═════ Exercise data ═════

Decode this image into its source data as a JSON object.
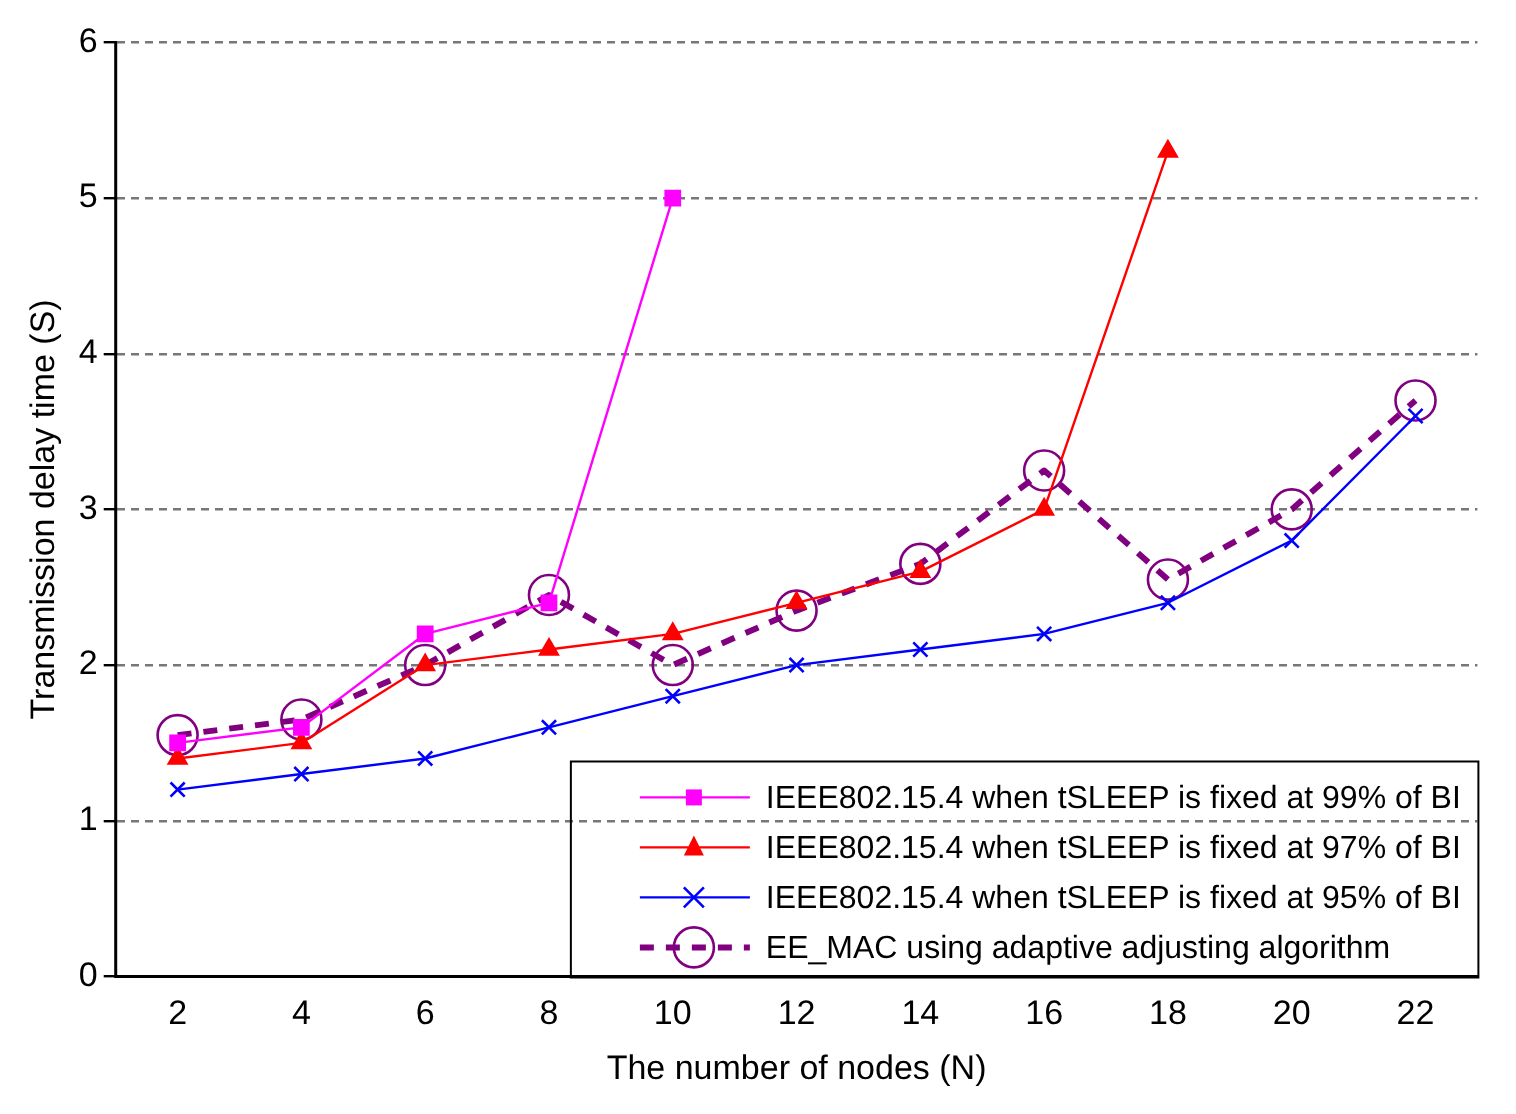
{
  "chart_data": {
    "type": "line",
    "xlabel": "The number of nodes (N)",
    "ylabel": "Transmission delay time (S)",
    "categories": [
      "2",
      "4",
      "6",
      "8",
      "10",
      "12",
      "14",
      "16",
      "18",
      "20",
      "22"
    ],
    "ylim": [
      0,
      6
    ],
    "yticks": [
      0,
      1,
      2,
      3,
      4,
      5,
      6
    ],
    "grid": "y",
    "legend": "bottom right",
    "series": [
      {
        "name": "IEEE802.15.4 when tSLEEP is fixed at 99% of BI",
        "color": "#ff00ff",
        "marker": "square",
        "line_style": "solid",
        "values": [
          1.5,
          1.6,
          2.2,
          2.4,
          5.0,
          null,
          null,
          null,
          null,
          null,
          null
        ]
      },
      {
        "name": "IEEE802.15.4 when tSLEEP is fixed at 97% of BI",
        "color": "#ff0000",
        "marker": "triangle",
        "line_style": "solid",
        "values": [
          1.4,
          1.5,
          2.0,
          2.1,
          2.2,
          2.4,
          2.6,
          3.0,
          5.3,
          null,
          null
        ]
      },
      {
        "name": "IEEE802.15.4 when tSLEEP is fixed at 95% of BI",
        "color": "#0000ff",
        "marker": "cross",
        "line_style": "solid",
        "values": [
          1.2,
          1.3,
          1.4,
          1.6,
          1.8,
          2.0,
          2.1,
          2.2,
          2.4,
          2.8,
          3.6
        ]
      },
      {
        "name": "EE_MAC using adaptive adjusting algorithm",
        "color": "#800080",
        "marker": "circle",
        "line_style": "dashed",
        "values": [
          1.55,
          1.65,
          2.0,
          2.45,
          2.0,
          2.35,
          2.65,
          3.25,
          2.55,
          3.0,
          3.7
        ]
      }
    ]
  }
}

═════

▸ Task statement
Make a copy of each line that contains the string "name".

▸ Answer to the task
        "name": "IEEE802.15.4 when tSLEEP is fixed at 99% of BI",
        "name": "IEEE802.15.4 when tSLEEP is fixed at 97% of BI",
        "name": "IEEE802.15.4 when tSLEEP is fixed at 95% of BI",
        "name": "EE_MAC using adaptive adjusting algorithm",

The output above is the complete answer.